(Collected data entries)
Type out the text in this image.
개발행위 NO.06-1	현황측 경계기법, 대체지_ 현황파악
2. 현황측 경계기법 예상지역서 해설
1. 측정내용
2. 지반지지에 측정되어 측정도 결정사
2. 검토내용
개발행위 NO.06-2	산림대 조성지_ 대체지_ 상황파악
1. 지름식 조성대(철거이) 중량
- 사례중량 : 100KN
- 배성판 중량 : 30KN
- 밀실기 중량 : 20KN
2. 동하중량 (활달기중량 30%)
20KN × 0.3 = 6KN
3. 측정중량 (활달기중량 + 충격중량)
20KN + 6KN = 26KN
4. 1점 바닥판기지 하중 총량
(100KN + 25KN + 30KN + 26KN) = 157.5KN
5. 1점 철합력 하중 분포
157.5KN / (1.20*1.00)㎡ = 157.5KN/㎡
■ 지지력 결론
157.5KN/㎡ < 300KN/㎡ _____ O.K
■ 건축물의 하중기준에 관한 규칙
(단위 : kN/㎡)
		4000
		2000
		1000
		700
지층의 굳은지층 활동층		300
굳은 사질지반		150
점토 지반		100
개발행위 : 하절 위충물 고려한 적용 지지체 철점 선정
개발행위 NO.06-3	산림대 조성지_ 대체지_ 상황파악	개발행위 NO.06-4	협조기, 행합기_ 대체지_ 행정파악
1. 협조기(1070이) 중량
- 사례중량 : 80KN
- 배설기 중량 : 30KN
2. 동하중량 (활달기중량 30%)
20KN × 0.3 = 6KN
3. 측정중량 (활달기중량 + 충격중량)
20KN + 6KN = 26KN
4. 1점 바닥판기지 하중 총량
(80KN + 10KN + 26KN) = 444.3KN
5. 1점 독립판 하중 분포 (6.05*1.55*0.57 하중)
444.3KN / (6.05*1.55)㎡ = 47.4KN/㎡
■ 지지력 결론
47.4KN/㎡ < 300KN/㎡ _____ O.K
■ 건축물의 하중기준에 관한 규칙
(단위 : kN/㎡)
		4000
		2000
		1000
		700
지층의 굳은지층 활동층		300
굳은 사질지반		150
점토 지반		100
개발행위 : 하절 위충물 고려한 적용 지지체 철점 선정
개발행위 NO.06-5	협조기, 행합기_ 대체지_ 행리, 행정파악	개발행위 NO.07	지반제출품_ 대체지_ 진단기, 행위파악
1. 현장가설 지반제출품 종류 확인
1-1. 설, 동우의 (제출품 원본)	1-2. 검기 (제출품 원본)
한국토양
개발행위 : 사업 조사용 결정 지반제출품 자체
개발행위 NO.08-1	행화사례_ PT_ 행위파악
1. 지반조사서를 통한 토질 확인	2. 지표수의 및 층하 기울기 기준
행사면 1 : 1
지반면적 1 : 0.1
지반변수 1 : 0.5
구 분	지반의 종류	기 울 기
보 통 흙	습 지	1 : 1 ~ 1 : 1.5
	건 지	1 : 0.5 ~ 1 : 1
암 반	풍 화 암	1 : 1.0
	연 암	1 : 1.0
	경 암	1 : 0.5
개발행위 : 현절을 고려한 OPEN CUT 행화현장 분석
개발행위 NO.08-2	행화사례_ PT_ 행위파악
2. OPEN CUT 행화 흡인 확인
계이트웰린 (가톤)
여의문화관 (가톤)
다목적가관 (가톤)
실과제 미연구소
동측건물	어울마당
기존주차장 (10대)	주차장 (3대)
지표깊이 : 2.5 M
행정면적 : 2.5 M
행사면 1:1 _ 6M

Exercise description: Repeat the data above exactly.

Completed exercise:
Type out the text in this image.
개발행위 NO.06-1	현황측 경계기법, 대체지_ 현황파악
2. 현황측 경계기법 예상지역서 해설
1. 측정내용
2. 지반지지에 측정되어 측정도 결정사
2. 검토내용
개발행위 NO.06-2	산림대 조성지_ 대체지_ 상황파악
1. 지름식 조성대(철거이) 중량
- 사례중량 : 100KN
- 배성판 중량 : 30KN
- 밀실기 중량 : 20KN
2. 동하중량 (활달기중량 30%)
20KN × 0.3 = 6KN
3. 측정중량 (활달기중량 + 충격중량)
20KN + 6KN = 26KN
4. 1점 바닥판기지 하중 총량
(100KN + 25KN + 30KN + 26KN) = 157.5KN
5. 1점 철합력 하중 분포
157.5KN / (1.20*1.00)㎡ = 157.5KN/㎡
■ 지지력 결론
157.5KN/㎡ < 300KN/㎡ _____ O.K
■ 건축물의 하중기준에 관한 규칙
(단위 : kN/㎡)
		4000
		2000
		1000
		700
지층의 굳은지층 활동층		300
굳은 사질지반		150
점토 지반		100
개발행위 : 하절 위충물 고려한 적용 지지체 철점 선정
개발행위 NO.06-3	산림대 조성지_ 대체지_ 상황파악	개발행위 NO.06-4	협조기, 행합기_ 대체지_ 행정파악
1. 협조기(1070이) 중량
- 사례중량 : 80KN
- 배설기 중량 : 30KN
2. 동하중량 (활달기중량 30%)
20KN × 0.3 = 6KN
3. 측정중량 (활달기중량 + 충격중량)
20KN + 6KN = 26KN
4. 1점 바닥판기지 하중 총량
(80KN + 10KN + 26KN) = 444.3KN
5. 1점 독립판 하중 분포 (6.05*1.55*0.57 하중)
444.3KN / (6.05*1.55)㎡ = 47.4KN/㎡
■ 지지력 결론
47.4KN/㎡ < 300KN/㎡ _____ O.K
■ 건축물의 하중기준에 관한 규칙
(단위 : kN/㎡)
		4000
		2000
		1000
		700
지층의 굳은지층 활동층		300
굳은 사질지반		150
점토 지반		100
개발행위 : 하절 위충물 고려한 적용 지지체 철점 선정
개발행위 NO.06-5	협조기, 행합기_ 대체지_ 행리, 행정파악	개발행위 NO.07	지반제출품_ 대체지_ 진단기, 행위파악
1. 현장가설 지반제출품 종류 확인
1-1. 설, 동우의 (제출품 원본)	1-2. 검기 (제출품 원본)
한국토양
개발행위 : 사업 조사용 결정 지반제출품 자체
개발행위 NO.08-1	행화사례_ PT_ 행위파악
1. 지반조사서를 통한 토질 확인	2. 지표수의 및 층하 기울기 기준
행사면 1 : 1
지반면적 1 : 0.1
지반변수 1 : 0.5
구 분	지반의 종류	기 울 기
보 통 흙	습 지	1 : 1 ~ 1 : 1.5
	건 지	1 : 0.5 ~ 1 : 1
암 반	풍 화 암	1 : 1.0
	연 암	1 : 1.0
	경 암	1 : 0.5
개발행위 : 현절을 고려한 OPEN CUT 행화현장 분석
개발행위 NO.08-2	행화사례_ PT_ 행위파악
2. OPEN CUT 행화 흡인 확인
계이트웰린 (가톤)
여의문화관 (가톤)
다목적가관 (가톤)
실과제 미연구소
동측건물	어울마당
기존주차장 (10대)	주차장 (3대)
지표깊이 : 2.5 M
행정면적 : 2.5 M
행사면 1:1 _ 6M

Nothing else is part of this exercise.